BEGIN PROVIDED ENTRIES
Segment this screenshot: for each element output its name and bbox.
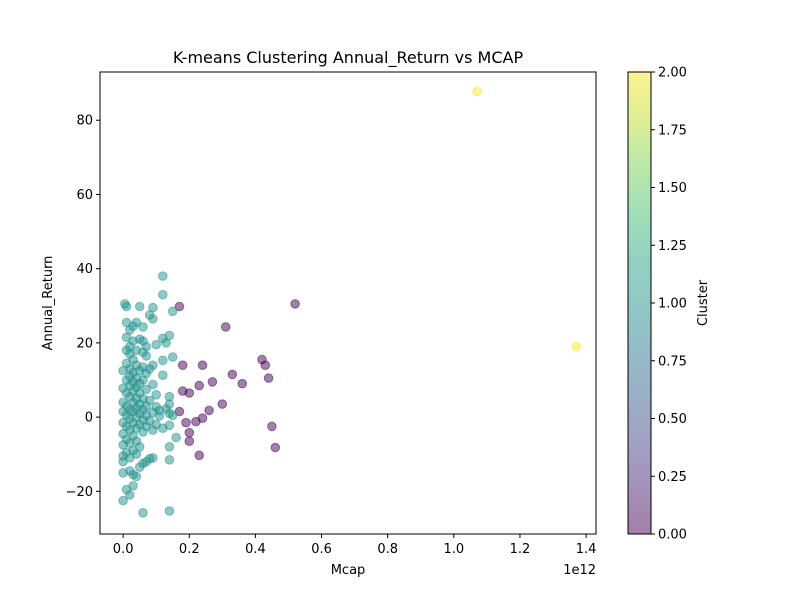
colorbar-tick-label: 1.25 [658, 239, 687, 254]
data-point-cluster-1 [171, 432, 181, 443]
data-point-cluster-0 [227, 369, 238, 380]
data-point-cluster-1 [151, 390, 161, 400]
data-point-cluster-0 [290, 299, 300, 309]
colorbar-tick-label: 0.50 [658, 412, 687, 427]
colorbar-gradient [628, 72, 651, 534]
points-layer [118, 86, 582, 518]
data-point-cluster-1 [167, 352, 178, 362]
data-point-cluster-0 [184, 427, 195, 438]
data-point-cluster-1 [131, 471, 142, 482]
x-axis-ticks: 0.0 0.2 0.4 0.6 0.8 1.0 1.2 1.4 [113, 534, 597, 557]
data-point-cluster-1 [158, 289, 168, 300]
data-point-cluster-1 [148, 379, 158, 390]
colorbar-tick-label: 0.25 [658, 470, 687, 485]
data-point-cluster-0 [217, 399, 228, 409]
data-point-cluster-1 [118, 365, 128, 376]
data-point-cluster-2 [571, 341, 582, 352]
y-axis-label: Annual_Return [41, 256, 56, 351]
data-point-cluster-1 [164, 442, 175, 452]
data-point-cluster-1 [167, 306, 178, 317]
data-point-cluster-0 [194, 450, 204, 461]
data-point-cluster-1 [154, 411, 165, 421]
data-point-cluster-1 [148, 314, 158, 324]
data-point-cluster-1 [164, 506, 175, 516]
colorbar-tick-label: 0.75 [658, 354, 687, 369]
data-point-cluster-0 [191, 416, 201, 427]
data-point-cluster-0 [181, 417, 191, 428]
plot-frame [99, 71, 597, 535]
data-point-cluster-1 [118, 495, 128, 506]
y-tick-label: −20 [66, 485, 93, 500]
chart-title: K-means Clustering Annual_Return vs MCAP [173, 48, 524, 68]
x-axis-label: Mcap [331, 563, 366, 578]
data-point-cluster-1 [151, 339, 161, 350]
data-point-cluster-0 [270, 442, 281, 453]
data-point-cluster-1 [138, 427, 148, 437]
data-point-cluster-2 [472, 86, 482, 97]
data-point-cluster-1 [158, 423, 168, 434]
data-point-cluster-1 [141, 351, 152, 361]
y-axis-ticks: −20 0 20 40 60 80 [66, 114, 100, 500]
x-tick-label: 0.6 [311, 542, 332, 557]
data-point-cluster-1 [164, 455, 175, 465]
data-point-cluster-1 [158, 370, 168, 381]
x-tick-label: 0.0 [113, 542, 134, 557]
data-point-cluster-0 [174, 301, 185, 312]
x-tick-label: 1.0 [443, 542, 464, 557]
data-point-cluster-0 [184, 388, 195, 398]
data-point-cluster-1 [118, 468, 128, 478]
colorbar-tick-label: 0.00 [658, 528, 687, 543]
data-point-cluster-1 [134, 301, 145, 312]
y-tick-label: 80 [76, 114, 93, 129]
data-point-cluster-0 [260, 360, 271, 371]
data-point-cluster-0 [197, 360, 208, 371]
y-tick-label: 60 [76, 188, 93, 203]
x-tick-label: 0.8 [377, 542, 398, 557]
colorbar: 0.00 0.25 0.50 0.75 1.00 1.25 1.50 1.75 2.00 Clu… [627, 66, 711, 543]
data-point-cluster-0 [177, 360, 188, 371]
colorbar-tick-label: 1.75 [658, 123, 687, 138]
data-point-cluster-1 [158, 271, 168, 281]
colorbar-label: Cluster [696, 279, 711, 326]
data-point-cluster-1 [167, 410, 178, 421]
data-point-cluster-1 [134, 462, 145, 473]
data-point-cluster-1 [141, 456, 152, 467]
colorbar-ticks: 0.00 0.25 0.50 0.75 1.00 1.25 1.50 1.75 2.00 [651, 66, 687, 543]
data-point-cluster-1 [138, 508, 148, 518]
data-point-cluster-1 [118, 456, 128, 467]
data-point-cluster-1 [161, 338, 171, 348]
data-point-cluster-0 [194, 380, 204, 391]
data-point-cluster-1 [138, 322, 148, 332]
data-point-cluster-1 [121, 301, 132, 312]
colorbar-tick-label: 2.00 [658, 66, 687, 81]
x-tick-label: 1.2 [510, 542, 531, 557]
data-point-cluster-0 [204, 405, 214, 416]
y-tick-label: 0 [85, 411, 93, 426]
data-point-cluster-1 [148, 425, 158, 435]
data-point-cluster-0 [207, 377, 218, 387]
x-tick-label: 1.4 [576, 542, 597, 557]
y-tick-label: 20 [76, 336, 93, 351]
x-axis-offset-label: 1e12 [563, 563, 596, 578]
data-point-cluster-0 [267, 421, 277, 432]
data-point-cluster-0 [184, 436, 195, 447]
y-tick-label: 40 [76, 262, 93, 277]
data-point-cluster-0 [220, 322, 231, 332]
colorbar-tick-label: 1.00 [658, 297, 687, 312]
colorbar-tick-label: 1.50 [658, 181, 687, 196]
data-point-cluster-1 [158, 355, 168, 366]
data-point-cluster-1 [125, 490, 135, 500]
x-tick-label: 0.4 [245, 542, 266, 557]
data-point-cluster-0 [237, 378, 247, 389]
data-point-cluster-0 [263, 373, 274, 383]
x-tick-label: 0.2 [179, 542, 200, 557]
END PROVIDED ENTRIES
Can you return every line of the listing above word for word, leaving out the picture?

• _WRITTEN REPLY_:
Segment this screenshot: for each element output its name and bbox.
colorbar-tick-label: 1.25 [658, 239, 687, 254]
data-point-cluster-1 [171, 432, 181, 443]
data-point-cluster-0 [227, 369, 238, 380]
data-point-cluster-1 [151, 390, 161, 400]
data-point-cluster-0 [290, 299, 300, 309]
colorbar-tick-label: 0.50 [658, 412, 687, 427]
colorbar-gradient [628, 72, 651, 534]
points-layer [118, 86, 582, 518]
data-point-cluster-1 [167, 352, 178, 362]
data-point-cluster-0 [184, 427, 195, 438]
data-point-cluster-1 [131, 471, 142, 482]
x-axis-ticks: 0.0 0.2 0.4 0.6 0.8 1.0 1.2 1.4 [113, 534, 597, 557]
data-point-cluster-1 [158, 289, 168, 300]
data-point-cluster-1 [148, 379, 158, 390]
colorbar-tick-label: 0.25 [658, 470, 687, 485]
data-point-cluster-0 [217, 399, 228, 409]
data-point-cluster-1 [118, 365, 128, 376]
data-point-cluster-2 [571, 341, 582, 352]
y-axis-label: Annual_Return [41, 256, 56, 351]
data-point-cluster-1 [164, 442, 175, 452]
data-point-cluster-1 [167, 306, 178, 317]
data-point-cluster-0 [194, 450, 204, 461]
data-point-cluster-1 [154, 411, 165, 421]
data-point-cluster-1 [148, 314, 158, 324]
data-point-cluster-1 [164, 506, 175, 516]
colorbar-tick-label: 0.75 [658, 354, 687, 369]
data-point-cluster-0 [191, 416, 201, 427]
data-point-cluster-0 [181, 417, 191, 428]
plot-frame [99, 71, 597, 535]
data-point-cluster-1 [118, 495, 128, 506]
y-tick-label: −20 [66, 485, 93, 500]
chart-title: K-means Clustering Annual_Return vs MCAP [173, 48, 524, 68]
x-axis-label: Mcap [331, 563, 366, 578]
data-point-cluster-1 [151, 339, 161, 350]
data-point-cluster-0 [270, 442, 281, 453]
data-point-cluster-1 [138, 427, 148, 437]
data-point-cluster-2 [472, 86, 482, 97]
data-point-cluster-1 [158, 423, 168, 434]
data-point-cluster-1 [141, 351, 152, 361]
y-axis-ticks: −20 0 20 40 60 80 [66, 114, 100, 500]
x-tick-label: 0.6 [311, 542, 332, 557]
data-point-cluster-1 [164, 455, 175, 465]
data-point-cluster-1 [158, 370, 168, 381]
x-tick-label: 0.0 [113, 542, 134, 557]
data-point-cluster-0 [174, 301, 185, 312]
x-tick-label: 1.0 [443, 542, 464, 557]
data-point-cluster-0 [184, 388, 195, 398]
data-point-cluster-1 [118, 468, 128, 478]
colorbar-tick-label: 0.00 [658, 528, 687, 543]
data-point-cluster-1 [134, 301, 145, 312]
y-tick-label: 80 [76, 114, 93, 129]
data-point-cluster-0 [260, 360, 271, 371]
data-point-cluster-0 [197, 360, 208, 371]
y-tick-label: 60 [76, 188, 93, 203]
x-tick-label: 0.8 [377, 542, 398, 557]
colorbar: 0.00 0.25 0.50 0.75 1.00 1.25 1.50 1.75 2.00 Clu… [627, 66, 711, 543]
data-point-cluster-0 [177, 360, 188, 371]
colorbar-tick-label: 1.75 [658, 123, 687, 138]
data-point-cluster-1 [158, 271, 168, 281]
colorbar-label: Cluster [696, 279, 711, 326]
data-point-cluster-1 [167, 410, 178, 421]
data-point-cluster-1 [134, 462, 145, 473]
data-point-cluster-1 [141, 456, 152, 467]
colorbar-ticks: 0.00 0.25 0.50 0.75 1.00 1.25 1.50 1.75 2.00 [651, 66, 687, 543]
data-point-cluster-1 [138, 508, 148, 518]
data-point-cluster-1 [118, 456, 128, 467]
data-point-cluster-1 [161, 338, 171, 348]
data-point-cluster-0 [194, 380, 204, 391]
data-point-cluster-1 [138, 322, 148, 332]
data-point-cluster-1 [121, 301, 132, 312]
colorbar-tick-label: 2.00 [658, 66, 687, 81]
x-tick-label: 1.2 [510, 542, 531, 557]
data-point-cluster-0 [204, 405, 214, 416]
y-tick-label: 0 [85, 411, 93, 426]
data-point-cluster-1 [148, 425, 158, 435]
data-point-cluster-0 [207, 377, 218, 387]
x-tick-label: 1.4 [576, 542, 597, 557]
y-tick-label: 20 [76, 336, 93, 351]
x-axis-offset-label: 1e12 [563, 563, 596, 578]
data-point-cluster-0 [267, 421, 277, 432]
data-point-cluster-0 [184, 436, 195, 447]
y-tick-label: 40 [76, 262, 93, 277]
data-point-cluster-0 [220, 322, 231, 332]
colorbar-tick-label: 1.00 [658, 297, 687, 312]
colorbar-tick-label: 1.50 [658, 181, 687, 196]
data-point-cluster-1 [158, 355, 168, 366]
data-point-cluster-1 [125, 490, 135, 500]
x-tick-label: 0.4 [245, 542, 266, 557]
data-point-cluster-0 [237, 378, 247, 389]
data-point-cluster-0 [263, 373, 274, 383]
x-tick-label: 0.2 [179, 542, 200, 557]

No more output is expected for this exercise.